Lines of data
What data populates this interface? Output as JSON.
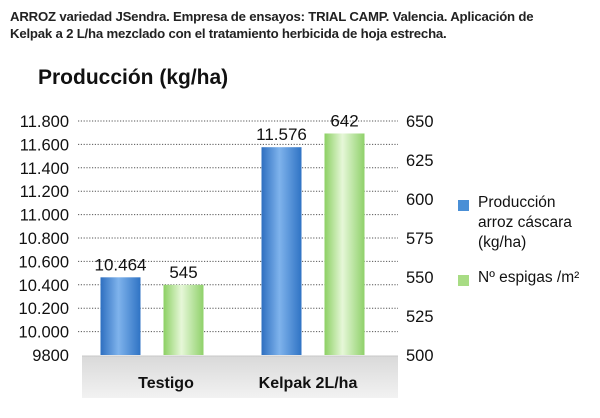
{
  "header": {
    "line1": "ARROZ variedad JSendra.  Empresa de ensayos: TRIAL CAMP. Valencia. Aplicación de",
    "line2": "Kelpak a 2 L/ha mezclado con el tratamiento herbicida de hoja estrecha."
  },
  "chart_data": {
    "type": "bar",
    "title": "Producción (kg/ha)",
    "categories": [
      "Testigo",
      "Kelpak 2L/ha"
    ],
    "series": [
      {
        "name": "Producción arroz cáscara (kg/ha)",
        "axis": "left",
        "color": "#4a8fd6",
        "values": [
          10464,
          11576
        ],
        "labels": [
          "10.464",
          "11.576"
        ]
      },
      {
        "name": "Nº espigas /m²",
        "axis": "right",
        "color": "#a8dc84",
        "values": [
          545,
          642
        ],
        "labels": [
          "545",
          "642"
        ]
      }
    ],
    "left_axis": {
      "ylim": [
        9800,
        11800
      ],
      "ticks": [
        9800,
        10000,
        10200,
        10400,
        10600,
        10800,
        11000,
        11200,
        11400,
        11600,
        11800
      ],
      "tick_labels": [
        "9800",
        "10.000",
        "10.200",
        "10.400",
        "10.600",
        "10.800",
        "11.000",
        "11.200",
        "11.400",
        "11.600",
        "11.800"
      ]
    },
    "right_axis": {
      "ylim": [
        500,
        650
      ],
      "ticks": [
        500,
        525,
        550,
        575,
        600,
        625,
        650
      ],
      "tick_labels": [
        "500",
        "525",
        "550",
        "575",
        "600",
        "625",
        "650"
      ]
    },
    "grid": true,
    "legend_position": "right"
  },
  "legend": {
    "items": [
      {
        "line1": "Producción",
        "line2": "arroz cáscara",
        "line3": "(kg/ha)",
        "color": "#4a8fd6"
      },
      {
        "line1": "Nº espigas /m²",
        "color": "#a8dc84"
      }
    ]
  }
}
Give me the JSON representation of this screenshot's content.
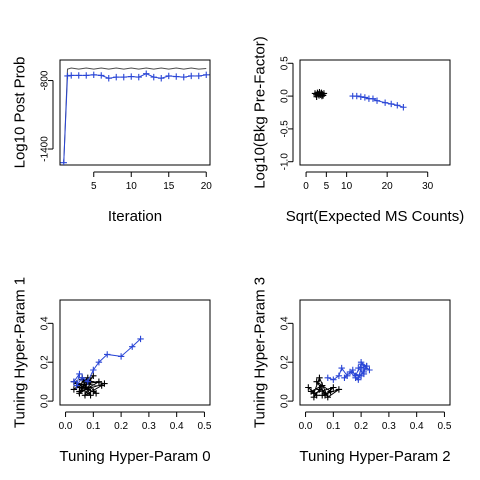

▶ [Written problem] List the lines of the records where "JSON" occurs.

▶ [Answer]
What data populates this interface? Output as JSON.
Give me the JSON representation of this screenshot's content.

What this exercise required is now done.